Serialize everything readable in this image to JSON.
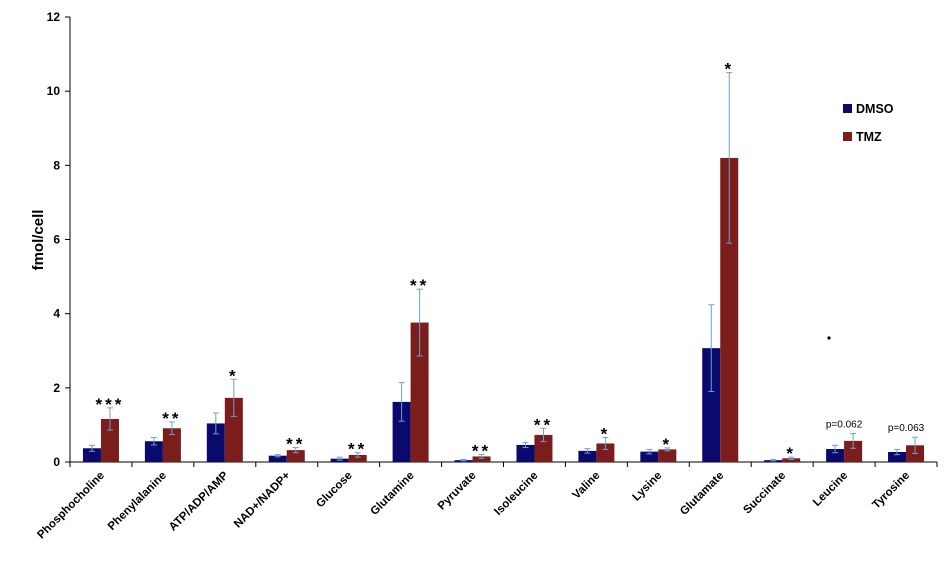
{
  "chart_data": {
    "type": "bar",
    "title": "",
    "xlabel": "",
    "ylabel": "fmol/cell",
    "ylim": [
      0,
      12
    ],
    "yticks": [
      "0",
      "2",
      "4",
      "6",
      "8",
      "10",
      "12"
    ],
    "legend_position": "top-right",
    "grid": false,
    "categories": [
      "Phosphocholine",
      "Phenylalanine",
      "ATP/ADP/AMP",
      "NAD+/NADP+",
      "Glucose",
      "Glutamine",
      "Pyruvate",
      "Isoleucine",
      "Valine",
      "Lysine",
      "Glutamate",
      "Succinate",
      "Leucine",
      "Tyrosine"
    ],
    "series": [
      {
        "name": "DMSO",
        "color": "#0a0a6e",
        "values": [
          0.37,
          0.56,
          1.04,
          0.17,
          0.09,
          1.62,
          0.05,
          0.46,
          0.3,
          0.28,
          3.07,
          0.05,
          0.35,
          0.27
        ],
        "errors": [
          0.08,
          0.1,
          0.28,
          0.03,
          0.04,
          0.52,
          0.02,
          0.07,
          0.06,
          0.06,
          1.17,
          0.02,
          0.1,
          0.07
        ]
      },
      {
        "name": "TMZ",
        "color": "#7b1d1a",
        "values": [
          1.16,
          0.91,
          1.73,
          0.32,
          0.19,
          3.76,
          0.15,
          0.73,
          0.5,
          0.34,
          8.2,
          0.1,
          0.57,
          0.45
        ],
        "errors": [
          0.3,
          0.17,
          0.5,
          0.07,
          0.06,
          0.9,
          0.05,
          0.18,
          0.16,
          0.04,
          2.3,
          0.03,
          0.2,
          0.22
        ]
      }
    ],
    "annotations": [
      "***",
      "**",
      "*",
      "**",
      "**",
      "**",
      "**",
      "**",
      "*",
      "*",
      "*",
      "*",
      "p=0.062",
      "p=0.063"
    ]
  }
}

Written exercise :: Print the complete listing exactly as it stands, without its pictures.

Result below ::
Serialize everything readable in this image to JSON.
{
  "chart_data": {
    "type": "bar",
    "title": "",
    "xlabel": "",
    "ylabel": "fmol/cell",
    "ylim": [
      0,
      12
    ],
    "yticks": [
      "0",
      "2",
      "4",
      "6",
      "8",
      "10",
      "12"
    ],
    "legend_position": "top-right",
    "grid": false,
    "categories": [
      "Phosphocholine",
      "Phenylalanine",
      "ATP/ADP/AMP",
      "NAD+/NADP+",
      "Glucose",
      "Glutamine",
      "Pyruvate",
      "Isoleucine",
      "Valine",
      "Lysine",
      "Glutamate",
      "Succinate",
      "Leucine",
      "Tyrosine"
    ],
    "series": [
      {
        "name": "DMSO",
        "color": "#0a0a6e",
        "values": [
          0.37,
          0.56,
          1.04,
          0.17,
          0.09,
          1.62,
          0.05,
          0.46,
          0.3,
          0.28,
          3.07,
          0.05,
          0.35,
          0.27
        ],
        "errors": [
          0.08,
          0.1,
          0.28,
          0.03,
          0.04,
          0.52,
          0.02,
          0.07,
          0.06,
          0.06,
          1.17,
          0.02,
          0.1,
          0.07
        ]
      },
      {
        "name": "TMZ",
        "color": "#7b1d1a",
        "values": [
          1.16,
          0.91,
          1.73,
          0.32,
          0.19,
          3.76,
          0.15,
          0.73,
          0.5,
          0.34,
          8.2,
          0.1,
          0.57,
          0.45
        ],
        "errors": [
          0.3,
          0.17,
          0.5,
          0.07,
          0.06,
          0.9,
          0.05,
          0.18,
          0.16,
          0.04,
          2.3,
          0.03,
          0.2,
          0.22
        ]
      }
    ],
    "annotations": [
      "***",
      "**",
      "*",
      "**",
      "**",
      "**",
      "**",
      "**",
      "*",
      "*",
      "*",
      "*",
      "p=0.062",
      "p=0.063"
    ]
  }
}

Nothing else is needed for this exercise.